───── MATERIAL TO PROCESS ─────

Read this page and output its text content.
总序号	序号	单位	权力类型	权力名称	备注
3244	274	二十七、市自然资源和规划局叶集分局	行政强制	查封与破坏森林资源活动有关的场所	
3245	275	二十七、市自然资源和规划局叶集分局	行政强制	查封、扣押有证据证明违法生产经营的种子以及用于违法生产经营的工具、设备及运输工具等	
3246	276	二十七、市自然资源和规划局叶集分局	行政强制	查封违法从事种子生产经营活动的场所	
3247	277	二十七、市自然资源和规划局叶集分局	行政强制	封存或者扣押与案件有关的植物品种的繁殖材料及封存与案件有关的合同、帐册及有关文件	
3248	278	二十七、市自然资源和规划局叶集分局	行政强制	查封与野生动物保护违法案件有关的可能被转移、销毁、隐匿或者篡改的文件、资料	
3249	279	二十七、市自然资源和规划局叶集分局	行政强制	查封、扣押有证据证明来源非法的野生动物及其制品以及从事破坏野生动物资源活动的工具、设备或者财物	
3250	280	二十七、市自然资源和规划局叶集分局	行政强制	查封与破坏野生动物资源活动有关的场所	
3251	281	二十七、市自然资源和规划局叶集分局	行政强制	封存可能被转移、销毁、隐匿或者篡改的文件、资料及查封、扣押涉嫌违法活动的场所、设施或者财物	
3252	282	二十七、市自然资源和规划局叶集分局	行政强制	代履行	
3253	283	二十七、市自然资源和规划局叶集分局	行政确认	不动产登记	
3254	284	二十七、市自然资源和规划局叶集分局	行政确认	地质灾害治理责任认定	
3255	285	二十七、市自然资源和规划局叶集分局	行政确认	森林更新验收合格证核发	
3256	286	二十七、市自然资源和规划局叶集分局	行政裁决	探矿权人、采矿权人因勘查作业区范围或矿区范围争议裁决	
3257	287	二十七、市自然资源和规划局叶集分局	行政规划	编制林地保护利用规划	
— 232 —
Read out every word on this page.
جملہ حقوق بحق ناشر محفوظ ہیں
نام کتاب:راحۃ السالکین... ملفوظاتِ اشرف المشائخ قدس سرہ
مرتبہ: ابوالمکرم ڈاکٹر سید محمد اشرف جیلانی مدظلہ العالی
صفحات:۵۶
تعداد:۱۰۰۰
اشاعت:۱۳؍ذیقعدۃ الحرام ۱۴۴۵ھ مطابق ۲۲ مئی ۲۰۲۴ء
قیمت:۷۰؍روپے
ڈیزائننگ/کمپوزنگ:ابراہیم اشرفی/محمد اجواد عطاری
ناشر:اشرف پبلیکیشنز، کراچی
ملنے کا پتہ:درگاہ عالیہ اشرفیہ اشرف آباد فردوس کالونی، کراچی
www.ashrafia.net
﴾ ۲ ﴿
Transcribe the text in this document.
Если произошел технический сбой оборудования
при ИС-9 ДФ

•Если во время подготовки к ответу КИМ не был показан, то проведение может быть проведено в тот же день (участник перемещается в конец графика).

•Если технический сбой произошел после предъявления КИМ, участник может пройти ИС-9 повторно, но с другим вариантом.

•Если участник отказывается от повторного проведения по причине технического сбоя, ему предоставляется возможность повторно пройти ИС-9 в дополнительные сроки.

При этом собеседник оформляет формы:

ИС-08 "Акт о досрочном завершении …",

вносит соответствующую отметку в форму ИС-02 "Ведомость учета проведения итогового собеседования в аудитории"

─────

__TASK OBJECTIVE__: Your task is to report how many lines of the material include the string "page". Give the number and no other words.

__THE REPLY__: 2